··· Given records
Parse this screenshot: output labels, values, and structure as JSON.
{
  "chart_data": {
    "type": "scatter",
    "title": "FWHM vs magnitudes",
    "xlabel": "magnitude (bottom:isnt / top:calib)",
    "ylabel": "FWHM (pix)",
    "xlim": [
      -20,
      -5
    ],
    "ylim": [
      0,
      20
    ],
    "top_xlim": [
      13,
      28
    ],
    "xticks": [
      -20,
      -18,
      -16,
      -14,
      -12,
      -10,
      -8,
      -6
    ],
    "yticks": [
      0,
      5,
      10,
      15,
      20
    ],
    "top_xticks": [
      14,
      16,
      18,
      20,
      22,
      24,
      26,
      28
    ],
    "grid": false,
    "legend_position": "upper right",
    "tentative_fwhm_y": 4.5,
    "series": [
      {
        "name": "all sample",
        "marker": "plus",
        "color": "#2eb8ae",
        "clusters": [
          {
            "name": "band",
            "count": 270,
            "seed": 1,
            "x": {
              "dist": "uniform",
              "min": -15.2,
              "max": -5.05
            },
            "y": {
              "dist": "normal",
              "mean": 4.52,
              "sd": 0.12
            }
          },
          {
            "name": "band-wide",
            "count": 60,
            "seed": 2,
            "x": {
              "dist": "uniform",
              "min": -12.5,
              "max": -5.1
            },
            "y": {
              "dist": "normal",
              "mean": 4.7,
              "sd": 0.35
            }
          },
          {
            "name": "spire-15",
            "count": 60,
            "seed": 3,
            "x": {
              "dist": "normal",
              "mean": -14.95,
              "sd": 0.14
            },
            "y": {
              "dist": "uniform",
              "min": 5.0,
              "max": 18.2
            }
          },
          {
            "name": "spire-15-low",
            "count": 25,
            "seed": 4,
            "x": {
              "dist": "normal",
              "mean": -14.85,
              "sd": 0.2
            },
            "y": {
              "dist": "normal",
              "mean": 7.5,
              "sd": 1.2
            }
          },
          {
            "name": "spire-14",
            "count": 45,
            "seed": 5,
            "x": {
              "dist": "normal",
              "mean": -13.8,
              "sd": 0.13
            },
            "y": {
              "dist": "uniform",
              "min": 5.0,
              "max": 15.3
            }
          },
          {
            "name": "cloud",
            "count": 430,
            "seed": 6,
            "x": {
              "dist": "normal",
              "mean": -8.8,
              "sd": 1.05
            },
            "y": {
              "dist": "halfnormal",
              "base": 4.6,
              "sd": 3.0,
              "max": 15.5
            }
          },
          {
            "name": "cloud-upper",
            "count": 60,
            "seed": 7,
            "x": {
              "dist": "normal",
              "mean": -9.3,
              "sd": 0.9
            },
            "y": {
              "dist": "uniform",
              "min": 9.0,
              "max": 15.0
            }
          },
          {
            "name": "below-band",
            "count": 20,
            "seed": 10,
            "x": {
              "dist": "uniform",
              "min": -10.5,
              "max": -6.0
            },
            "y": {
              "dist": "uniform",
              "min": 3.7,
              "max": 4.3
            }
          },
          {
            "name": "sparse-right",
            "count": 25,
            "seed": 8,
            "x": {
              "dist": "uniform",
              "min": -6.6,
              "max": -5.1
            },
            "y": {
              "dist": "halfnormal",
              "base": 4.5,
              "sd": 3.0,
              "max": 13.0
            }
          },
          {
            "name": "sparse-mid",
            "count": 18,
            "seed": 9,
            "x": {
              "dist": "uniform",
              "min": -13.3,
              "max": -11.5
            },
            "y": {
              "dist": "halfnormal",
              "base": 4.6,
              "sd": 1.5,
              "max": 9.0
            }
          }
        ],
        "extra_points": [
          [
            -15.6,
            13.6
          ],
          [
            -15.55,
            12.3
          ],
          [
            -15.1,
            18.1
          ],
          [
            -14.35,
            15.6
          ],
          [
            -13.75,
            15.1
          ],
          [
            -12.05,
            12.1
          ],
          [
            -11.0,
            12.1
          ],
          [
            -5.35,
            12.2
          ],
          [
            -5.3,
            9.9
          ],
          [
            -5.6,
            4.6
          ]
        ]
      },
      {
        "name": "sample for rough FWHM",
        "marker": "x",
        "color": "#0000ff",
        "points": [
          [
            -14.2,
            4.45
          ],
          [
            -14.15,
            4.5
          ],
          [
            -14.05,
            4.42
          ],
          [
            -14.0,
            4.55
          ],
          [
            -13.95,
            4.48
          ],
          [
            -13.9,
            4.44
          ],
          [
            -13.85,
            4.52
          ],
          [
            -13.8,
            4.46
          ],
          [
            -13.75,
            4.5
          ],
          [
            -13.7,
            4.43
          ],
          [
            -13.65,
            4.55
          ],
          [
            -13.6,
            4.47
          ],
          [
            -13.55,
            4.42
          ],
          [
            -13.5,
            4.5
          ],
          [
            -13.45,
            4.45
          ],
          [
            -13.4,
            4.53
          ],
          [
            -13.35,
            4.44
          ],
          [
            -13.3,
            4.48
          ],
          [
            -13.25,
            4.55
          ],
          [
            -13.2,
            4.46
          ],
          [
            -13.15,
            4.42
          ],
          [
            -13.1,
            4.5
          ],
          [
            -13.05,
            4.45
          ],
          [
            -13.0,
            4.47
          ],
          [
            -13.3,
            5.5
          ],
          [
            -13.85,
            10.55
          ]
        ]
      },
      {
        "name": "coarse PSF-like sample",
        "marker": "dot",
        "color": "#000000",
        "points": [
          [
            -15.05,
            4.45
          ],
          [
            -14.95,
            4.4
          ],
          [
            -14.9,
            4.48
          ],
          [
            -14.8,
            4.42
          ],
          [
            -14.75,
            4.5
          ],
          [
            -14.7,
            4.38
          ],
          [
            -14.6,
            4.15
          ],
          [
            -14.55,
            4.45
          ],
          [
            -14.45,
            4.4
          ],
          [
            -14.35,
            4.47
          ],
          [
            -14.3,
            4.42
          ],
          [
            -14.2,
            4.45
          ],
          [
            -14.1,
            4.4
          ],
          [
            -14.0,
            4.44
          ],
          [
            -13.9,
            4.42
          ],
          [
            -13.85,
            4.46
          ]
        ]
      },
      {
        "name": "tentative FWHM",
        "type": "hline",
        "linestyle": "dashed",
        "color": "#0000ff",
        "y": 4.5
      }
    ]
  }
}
······
• Problem to work on: List every line in the records above that contains the word "right".

• Exercise response:
    "legend_position": "upper right",
            "name": "sparse-right",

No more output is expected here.